**Instruction:** Find each line containing the string "tình". Copy it.

Data entries:
╭──

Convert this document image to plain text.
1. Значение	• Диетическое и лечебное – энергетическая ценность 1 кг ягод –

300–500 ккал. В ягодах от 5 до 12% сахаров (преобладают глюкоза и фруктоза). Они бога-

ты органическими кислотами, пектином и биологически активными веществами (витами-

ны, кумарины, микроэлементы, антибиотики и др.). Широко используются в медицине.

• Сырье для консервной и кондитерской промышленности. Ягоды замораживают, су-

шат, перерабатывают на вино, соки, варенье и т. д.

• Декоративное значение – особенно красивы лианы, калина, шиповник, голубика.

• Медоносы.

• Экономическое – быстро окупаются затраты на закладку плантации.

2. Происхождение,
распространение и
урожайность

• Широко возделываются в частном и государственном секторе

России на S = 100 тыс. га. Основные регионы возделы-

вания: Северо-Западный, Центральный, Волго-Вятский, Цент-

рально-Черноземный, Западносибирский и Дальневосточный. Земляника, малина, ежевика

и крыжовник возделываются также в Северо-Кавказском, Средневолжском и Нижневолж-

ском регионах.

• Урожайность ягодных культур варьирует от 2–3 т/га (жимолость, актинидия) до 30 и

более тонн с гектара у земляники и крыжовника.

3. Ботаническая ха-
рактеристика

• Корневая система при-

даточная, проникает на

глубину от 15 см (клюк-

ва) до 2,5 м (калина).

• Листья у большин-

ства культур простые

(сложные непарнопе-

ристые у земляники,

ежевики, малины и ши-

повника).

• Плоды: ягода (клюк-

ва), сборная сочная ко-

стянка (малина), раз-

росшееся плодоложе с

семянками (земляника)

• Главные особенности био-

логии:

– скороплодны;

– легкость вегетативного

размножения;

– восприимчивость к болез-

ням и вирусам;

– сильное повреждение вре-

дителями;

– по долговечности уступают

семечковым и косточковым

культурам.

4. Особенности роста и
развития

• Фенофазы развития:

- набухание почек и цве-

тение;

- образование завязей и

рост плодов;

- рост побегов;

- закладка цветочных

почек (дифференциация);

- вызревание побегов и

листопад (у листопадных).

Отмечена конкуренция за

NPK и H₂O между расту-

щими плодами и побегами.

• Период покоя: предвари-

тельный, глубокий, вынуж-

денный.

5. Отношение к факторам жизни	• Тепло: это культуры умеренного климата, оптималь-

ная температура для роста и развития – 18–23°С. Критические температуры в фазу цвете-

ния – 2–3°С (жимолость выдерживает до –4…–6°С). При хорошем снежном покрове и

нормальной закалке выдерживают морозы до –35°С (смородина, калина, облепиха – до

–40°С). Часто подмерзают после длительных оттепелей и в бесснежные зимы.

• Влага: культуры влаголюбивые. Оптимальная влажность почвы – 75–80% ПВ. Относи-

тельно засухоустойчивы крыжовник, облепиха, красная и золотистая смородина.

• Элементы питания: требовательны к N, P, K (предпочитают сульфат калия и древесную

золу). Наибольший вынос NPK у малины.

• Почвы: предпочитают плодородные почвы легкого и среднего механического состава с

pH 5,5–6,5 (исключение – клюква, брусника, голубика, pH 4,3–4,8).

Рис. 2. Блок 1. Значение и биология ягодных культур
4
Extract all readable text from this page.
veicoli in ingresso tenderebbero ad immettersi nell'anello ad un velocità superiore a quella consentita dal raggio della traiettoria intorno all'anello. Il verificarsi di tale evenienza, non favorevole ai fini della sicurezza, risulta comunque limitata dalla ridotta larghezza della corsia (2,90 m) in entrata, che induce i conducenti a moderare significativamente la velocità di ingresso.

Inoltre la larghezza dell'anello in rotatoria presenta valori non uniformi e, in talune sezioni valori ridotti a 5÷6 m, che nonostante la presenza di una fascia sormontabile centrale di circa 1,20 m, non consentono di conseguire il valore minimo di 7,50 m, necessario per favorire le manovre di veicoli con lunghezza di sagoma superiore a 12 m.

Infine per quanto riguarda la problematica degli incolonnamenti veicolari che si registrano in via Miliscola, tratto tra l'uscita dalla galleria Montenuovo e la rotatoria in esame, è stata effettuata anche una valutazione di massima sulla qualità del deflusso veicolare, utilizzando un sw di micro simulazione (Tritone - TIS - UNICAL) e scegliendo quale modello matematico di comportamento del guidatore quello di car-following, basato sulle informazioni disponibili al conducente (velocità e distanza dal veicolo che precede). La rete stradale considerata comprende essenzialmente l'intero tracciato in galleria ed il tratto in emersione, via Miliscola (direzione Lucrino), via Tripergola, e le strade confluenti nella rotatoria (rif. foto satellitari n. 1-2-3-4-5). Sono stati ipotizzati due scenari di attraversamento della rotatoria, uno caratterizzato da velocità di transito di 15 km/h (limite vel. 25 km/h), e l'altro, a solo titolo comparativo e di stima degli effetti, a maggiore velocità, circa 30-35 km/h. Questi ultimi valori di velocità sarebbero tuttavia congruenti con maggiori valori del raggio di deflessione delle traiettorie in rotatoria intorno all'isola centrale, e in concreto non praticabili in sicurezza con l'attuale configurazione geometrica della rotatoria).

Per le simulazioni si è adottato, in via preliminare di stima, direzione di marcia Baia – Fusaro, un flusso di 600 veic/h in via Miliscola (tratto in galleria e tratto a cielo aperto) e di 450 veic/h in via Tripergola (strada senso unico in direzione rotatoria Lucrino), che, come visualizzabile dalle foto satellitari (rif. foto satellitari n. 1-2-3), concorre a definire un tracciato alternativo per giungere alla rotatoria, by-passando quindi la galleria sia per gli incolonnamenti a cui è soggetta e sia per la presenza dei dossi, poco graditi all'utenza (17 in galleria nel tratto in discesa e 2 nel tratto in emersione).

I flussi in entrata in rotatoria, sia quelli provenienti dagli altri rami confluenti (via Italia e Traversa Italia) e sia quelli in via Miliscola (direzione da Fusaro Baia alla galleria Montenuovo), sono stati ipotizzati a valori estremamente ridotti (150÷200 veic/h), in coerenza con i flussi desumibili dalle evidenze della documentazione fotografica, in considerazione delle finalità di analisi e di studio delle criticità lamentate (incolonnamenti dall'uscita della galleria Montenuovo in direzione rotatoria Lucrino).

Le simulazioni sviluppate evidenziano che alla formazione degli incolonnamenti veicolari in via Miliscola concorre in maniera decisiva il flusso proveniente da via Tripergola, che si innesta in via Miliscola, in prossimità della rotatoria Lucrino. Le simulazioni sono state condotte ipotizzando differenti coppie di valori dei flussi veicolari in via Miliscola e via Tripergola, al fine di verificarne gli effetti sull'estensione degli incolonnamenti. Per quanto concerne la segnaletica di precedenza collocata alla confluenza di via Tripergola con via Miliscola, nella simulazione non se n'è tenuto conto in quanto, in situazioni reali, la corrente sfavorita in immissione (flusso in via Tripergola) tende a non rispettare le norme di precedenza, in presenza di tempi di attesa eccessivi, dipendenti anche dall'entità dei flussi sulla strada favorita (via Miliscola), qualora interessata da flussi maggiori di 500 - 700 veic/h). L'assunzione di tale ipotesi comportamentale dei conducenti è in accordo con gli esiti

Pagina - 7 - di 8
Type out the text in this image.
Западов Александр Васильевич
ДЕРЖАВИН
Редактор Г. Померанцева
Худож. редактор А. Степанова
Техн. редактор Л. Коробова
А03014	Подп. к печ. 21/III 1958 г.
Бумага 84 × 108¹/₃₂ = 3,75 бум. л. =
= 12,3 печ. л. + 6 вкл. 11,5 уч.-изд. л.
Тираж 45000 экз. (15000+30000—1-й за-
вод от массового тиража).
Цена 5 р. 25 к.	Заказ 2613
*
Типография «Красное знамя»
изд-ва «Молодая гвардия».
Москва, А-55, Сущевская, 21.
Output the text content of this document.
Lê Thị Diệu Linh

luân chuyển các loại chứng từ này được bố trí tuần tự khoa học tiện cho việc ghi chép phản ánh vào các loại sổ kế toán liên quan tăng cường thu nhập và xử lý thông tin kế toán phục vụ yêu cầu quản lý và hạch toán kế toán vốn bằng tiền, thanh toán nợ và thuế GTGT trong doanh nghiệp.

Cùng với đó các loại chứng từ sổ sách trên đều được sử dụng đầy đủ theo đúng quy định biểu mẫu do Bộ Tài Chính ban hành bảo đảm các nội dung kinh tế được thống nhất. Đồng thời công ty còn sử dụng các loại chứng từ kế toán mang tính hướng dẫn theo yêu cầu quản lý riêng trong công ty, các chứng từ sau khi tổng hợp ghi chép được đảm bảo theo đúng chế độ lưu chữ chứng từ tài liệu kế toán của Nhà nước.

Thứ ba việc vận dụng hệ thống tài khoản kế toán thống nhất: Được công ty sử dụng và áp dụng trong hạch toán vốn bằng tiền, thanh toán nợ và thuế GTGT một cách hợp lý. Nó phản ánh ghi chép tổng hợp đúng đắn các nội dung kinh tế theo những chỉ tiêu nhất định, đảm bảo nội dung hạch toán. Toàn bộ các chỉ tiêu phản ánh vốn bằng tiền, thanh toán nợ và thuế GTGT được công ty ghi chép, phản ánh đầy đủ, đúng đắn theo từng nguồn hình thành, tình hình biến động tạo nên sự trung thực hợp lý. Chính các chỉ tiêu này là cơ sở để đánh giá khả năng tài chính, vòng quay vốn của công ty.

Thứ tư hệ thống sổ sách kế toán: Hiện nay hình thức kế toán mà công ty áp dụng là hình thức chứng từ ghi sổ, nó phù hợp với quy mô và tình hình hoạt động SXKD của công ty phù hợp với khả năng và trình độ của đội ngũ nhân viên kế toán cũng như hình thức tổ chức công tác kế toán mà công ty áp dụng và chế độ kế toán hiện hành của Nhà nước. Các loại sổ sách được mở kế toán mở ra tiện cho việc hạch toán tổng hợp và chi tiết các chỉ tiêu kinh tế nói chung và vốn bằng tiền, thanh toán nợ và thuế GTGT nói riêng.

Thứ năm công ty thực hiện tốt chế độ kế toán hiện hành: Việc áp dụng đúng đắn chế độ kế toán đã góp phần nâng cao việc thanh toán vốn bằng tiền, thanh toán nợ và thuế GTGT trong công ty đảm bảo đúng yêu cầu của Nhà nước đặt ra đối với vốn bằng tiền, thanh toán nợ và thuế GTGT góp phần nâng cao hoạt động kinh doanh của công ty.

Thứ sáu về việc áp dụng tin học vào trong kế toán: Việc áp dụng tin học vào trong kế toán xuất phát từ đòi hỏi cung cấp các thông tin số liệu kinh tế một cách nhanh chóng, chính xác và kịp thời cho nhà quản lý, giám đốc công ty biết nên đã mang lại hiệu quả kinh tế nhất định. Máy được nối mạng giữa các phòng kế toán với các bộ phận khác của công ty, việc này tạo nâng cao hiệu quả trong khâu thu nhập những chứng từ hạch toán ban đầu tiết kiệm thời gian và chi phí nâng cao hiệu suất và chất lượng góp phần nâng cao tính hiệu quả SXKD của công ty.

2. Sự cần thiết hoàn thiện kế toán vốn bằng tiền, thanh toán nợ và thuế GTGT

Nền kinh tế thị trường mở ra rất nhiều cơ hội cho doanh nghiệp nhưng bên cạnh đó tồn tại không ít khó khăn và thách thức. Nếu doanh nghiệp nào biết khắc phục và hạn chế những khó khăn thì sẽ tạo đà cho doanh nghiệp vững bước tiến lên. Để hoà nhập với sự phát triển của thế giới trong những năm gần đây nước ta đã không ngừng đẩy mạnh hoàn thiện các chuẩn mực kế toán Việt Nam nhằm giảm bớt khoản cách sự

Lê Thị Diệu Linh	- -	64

╰──

**Answer to the task:**
Thứ ba việc vận dụng hệ thống tài khoản kế toán thống nhất: Được công ty sử dụng và áp dụng trong hạch toán vốn bằng tiền, thanh toán nợ và thuế GTGT một cách hợp lý. Nó phản ánh ghi chép tổng hợp đúng đắn các nội dung kinh tế theo những chỉ tiêu nhất định, đảm bảo nội dung hạch toán. Toàn bộ các chỉ tiêu phản ánh vốn bằng tiền, thanh toán nợ và thuế GTGT được công ty ghi chép, phản ánh đầy đủ, đúng đắn theo từng nguồn hình thành, tình hình biến động tạo nên sự trung thực hợp lý. Chính các chỉ tiêu này là cơ sở để đánh giá khả năng tài chính, vòng quay vốn của công ty.
Thứ tư hệ thống sổ sách kế toán: Hiện nay hình thức kế toán mà công ty áp dụng là hình thức chứng từ ghi sổ, nó phù hợp với quy mô và tình hình hoạt động SXKD của công ty phù hợp với khả năng và trình độ của đội ngũ nhân viên kế toán cũng như hình thức tổ chức công tác kế toán mà công ty áp dụng và chế độ kế toán hiện hành của Nhà nước. Các loại sổ sách được mở kế toán mở ra tiện cho việc hạch toán tổng hợp và chi tiết các chỉ tiêu kinh tế nói chung và vốn bằng tiền, thanh toán nợ và thuế GTGT nói riêng.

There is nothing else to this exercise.